• [To do]: Go through the listing and copy every line word for word.

• [Dataset entries]:
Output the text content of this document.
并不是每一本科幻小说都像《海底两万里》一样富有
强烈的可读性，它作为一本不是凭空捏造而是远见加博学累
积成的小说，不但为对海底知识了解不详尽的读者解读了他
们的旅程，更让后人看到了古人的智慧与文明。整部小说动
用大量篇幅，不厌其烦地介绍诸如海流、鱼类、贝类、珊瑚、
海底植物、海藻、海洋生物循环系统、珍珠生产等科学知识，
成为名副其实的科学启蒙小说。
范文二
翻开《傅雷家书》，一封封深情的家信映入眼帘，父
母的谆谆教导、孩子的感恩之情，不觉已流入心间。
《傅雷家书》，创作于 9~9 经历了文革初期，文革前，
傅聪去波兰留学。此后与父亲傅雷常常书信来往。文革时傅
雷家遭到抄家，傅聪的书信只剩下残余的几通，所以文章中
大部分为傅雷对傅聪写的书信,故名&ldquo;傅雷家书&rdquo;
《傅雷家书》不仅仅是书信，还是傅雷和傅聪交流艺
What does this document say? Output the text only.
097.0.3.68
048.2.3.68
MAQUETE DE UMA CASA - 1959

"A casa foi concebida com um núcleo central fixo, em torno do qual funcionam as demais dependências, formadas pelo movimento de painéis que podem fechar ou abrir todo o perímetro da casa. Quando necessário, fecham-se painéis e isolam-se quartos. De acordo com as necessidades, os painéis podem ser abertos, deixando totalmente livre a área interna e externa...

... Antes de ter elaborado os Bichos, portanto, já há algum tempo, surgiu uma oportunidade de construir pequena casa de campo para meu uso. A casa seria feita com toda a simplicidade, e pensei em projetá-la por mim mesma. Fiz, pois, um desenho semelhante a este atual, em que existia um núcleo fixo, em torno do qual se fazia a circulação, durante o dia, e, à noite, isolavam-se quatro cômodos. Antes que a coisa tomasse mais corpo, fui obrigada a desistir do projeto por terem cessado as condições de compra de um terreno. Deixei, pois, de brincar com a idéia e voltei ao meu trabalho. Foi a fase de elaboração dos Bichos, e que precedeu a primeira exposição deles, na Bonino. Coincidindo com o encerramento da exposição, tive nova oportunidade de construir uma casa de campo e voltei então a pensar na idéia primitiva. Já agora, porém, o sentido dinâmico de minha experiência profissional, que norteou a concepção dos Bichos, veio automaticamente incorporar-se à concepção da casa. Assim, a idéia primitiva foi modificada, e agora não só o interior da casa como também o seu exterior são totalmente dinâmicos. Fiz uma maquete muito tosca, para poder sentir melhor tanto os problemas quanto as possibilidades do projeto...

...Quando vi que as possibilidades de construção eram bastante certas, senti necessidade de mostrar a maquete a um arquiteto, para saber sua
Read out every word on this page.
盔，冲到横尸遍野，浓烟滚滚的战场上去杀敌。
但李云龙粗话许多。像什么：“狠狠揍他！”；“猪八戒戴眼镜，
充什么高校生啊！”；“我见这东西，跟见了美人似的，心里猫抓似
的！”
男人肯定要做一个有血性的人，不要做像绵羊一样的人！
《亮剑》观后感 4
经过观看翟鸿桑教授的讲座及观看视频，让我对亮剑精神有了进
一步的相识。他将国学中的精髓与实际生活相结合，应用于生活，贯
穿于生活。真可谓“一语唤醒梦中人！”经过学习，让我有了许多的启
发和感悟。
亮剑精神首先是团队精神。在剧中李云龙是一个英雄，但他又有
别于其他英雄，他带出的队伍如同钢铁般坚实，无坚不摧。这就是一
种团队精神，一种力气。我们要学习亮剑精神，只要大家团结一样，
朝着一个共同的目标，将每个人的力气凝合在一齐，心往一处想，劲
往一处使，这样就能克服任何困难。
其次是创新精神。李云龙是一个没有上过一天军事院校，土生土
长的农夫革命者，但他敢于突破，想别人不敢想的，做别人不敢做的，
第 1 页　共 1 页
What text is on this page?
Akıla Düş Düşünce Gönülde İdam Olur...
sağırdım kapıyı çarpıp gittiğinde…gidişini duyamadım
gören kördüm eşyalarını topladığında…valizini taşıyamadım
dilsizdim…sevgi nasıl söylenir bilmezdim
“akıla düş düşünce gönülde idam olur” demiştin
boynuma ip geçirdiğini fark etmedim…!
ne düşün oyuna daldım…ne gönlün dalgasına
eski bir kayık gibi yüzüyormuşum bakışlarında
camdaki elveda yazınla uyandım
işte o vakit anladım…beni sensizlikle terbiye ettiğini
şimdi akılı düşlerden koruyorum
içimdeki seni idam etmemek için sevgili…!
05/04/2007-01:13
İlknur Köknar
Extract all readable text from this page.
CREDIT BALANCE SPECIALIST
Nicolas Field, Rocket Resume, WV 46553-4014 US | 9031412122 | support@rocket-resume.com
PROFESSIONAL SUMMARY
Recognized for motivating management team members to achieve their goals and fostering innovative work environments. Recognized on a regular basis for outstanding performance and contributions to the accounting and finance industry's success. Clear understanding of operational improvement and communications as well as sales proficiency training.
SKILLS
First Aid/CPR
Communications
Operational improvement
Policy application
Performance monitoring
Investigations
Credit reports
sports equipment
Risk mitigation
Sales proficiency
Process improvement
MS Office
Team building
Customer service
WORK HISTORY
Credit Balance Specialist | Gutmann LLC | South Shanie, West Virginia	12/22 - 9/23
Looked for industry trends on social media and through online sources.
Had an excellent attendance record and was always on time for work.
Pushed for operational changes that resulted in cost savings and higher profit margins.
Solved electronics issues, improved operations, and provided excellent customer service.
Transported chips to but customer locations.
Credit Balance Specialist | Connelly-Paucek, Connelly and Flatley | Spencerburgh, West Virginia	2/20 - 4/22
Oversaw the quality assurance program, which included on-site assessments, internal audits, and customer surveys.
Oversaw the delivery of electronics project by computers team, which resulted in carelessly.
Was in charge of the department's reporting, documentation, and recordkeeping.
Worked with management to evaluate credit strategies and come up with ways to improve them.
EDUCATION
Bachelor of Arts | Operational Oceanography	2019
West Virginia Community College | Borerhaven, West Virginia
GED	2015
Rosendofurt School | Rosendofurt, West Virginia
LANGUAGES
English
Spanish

• [Task result]:
Output the text content of this document.
并不是每一本科幻小说都像《海底两万里》一样富有
强烈的可读性，它作为一本不是凭空捏造而是远见加博学累
积成的小说，不但为对海底知识了解不详尽的读者解读了他
们的旅程，更让后人看到了古人的智慧与文明。整部小说动
用大量篇幅，不厌其烦地介绍诸如海流、鱼类、贝类、珊瑚、
海底植物、海藻、海洋生物循环系统、珍珠生产等科学知识，
成为名副其实的科学启蒙小说。
范文二
翻开《傅雷家书》，一封封深情的家信映入眼帘，父
母的谆谆教导、孩子的感恩之情，不觉已流入心间。
《傅雷家书》，创作于 9~9 经历了文革初期，文革前，
傅聪去波兰留学。此后与父亲傅雷常常书信来往。文革时傅
雷家遭到抄家，傅聪的书信只剩下残余的几通，所以文章中
大部分为傅雷对傅聪写的书信,故名&ldquo;傅雷家书&rdquo;
《傅雷家书》不仅仅是书信，还是傅雷和傅聪交流艺
What does this document say? Output the text only.
097.0.3.68
048.2.3.68
MAQUETE DE UMA CASA - 1959

"A casa foi concebida com um núcleo central fixo, em torno do qual funcionam as demais dependências, formadas pelo movimento de painéis que podem fechar ou abrir todo o perímetro da casa. Quando necessário, fecham-se painéis e isolam-se quartos. De acordo com as necessidades, os painéis podem ser abertos, deixando totalmente livre a área interna e externa...

... Antes de ter elaborado os Bichos, portanto, já há algum tempo, surgiu uma oportunidade de construir pequena casa de campo para meu uso. A casa seria feita com toda a simplicidade, e pensei em projetá-la por mim mesma. Fiz, pois, um desenho semelhante a este atual, em que existia um núcleo fixo, em torno do qual se fazia a circulação, durante o dia, e, à noite, isolavam-se quatro cômodos. Antes que a coisa tomasse mais corpo, fui obrigada a desistir do projeto por terem cessado as condições de compra de um terreno. Deixei, pois, de brincar com a idéia e voltei ao meu trabalho. Foi a fase de elaboração dos Bichos, e que precedeu a primeira exposição deles, na Bonino. Coincidindo com o encerramento da exposição, tive nova oportunidade de construir uma casa de campo e voltei então a pensar na idéia primitiva. Já agora, porém, o sentido dinâmico de minha experiência profissional, que norteou a concepção dos Bichos, veio automaticamente incorporar-se à concepção da casa. Assim, a idéia primitiva foi modificada, e agora não só o interior da casa como também o seu exterior são totalmente dinâmicos. Fiz uma maquete muito tosca, para poder sentir melhor tanto os problemas quanto as possibilidades do projeto...

...Quando vi que as possibilidades de construção eram bastante certas, senti necessidade de mostrar a maquete a um arquiteto, para saber sua
Read out every word on this page.
盔，冲到横尸遍野，浓烟滚滚的战场上去杀敌。
但李云龙粗话许多。像什么：“狠狠揍他！”；“猪八戒戴眼镜，
充什么高校生啊！”；“我见这东西，跟见了美人似的，心里猫抓似
的！”
男人肯定要做一个有血性的人，不要做像绵羊一样的人！
《亮剑》观后感 4
经过观看翟鸿桑教授的讲座及观看视频，让我对亮剑精神有了进
一步的相识。他将国学中的精髓与实际生活相结合，应用于生活，贯
穿于生活。真可谓“一语唤醒梦中人！”经过学习，让我有了许多的启
发和感悟。
亮剑精神首先是团队精神。在剧中李云龙是一个英雄，但他又有
别于其他英雄，他带出的队伍如同钢铁般坚实，无坚不摧。这就是一
种团队精神，一种力气。我们要学习亮剑精神，只要大家团结一样，
朝着一个共同的目标，将每个人的力气凝合在一齐，心往一处想，劲
往一处使，这样就能克服任何困难。
其次是创新精神。李云龙是一个没有上过一天军事院校，土生土
长的农夫革命者，但他敢于突破，想别人不敢想的，做别人不敢做的，
第 1 页　共 1 页
What text is on this page?
Akıla Düş Düşünce Gönülde İdam Olur...
sağırdım kapıyı çarpıp gittiğinde…gidişini duyamadım
gören kördüm eşyalarını topladığında…valizini taşıyamadım
dilsizdim…sevgi nasıl söylenir bilmezdim
“akıla düş düşünce gönülde idam olur” demiştin
boynuma ip geçirdiğini fark etmedim…!
ne düşün oyuna daldım…ne gönlün dalgasına
eski bir kayık gibi yüzüyormuşum bakışlarında
camdaki elveda yazınla uyandım
işte o vakit anladım…beni sensizlikle terbiye ettiğini
şimdi akılı düşlerden koruyorum
içimdeki seni idam etmemek için sevgili…!
05/04/2007-01:13
İlknur Köknar
Extract all readable text from this page.
CREDIT BALANCE SPECIALIST
Nicolas Field, Rocket Resume, WV 46553-4014 US | 9031412122 | support@rocket-resume.com
PROFESSIONAL SUMMARY
Recognized for motivating management team members to achieve their goals and fostering innovative work environments. Recognized on a regular basis for outstanding performance and contributions to the accounting and finance industry's success. Clear understanding of operational improvement and communications as well as sales proficiency training.
SKILLS
First Aid/CPR
Communications
Operational improvement
Policy application
Performance monitoring
Investigations
Credit reports
sports equipment
Risk mitigation
Sales proficiency
Process improvement
MS Office
Team building
Customer service
WORK HISTORY
Credit Balance Specialist | Gutmann LLC | South Shanie, West Virginia	12/22 - 9/23
Looked for industry trends on social media and through online sources.
Had an excellent attendance record and was always on time for work.
Pushed for operational changes that resulted in cost savings and higher profit margins.
Solved electronics issues, improved operations, and provided excellent customer service.
Transported chips to but customer locations.
Credit Balance Specialist | Connelly-Paucek, Connelly and Flatley | Spencerburgh, West Virginia	2/20 - 4/22
Oversaw the quality assurance program, which included on-site assessments, internal audits, and customer surveys.
Oversaw the delivery of electronics project by computers team, which resulted in carelessly.
Was in charge of the department's reporting, documentation, and recordkeeping.
Worked with management to evaluate credit strategies and come up with ways to improve them.
EDUCATION
Bachelor of Arts | Operational Oceanography	2019
West Virginia Community College | Borerhaven, West Virginia
GED	2015
Rosendofurt School | Rosendofurt, West Virginia
LANGUAGES
English
Spanish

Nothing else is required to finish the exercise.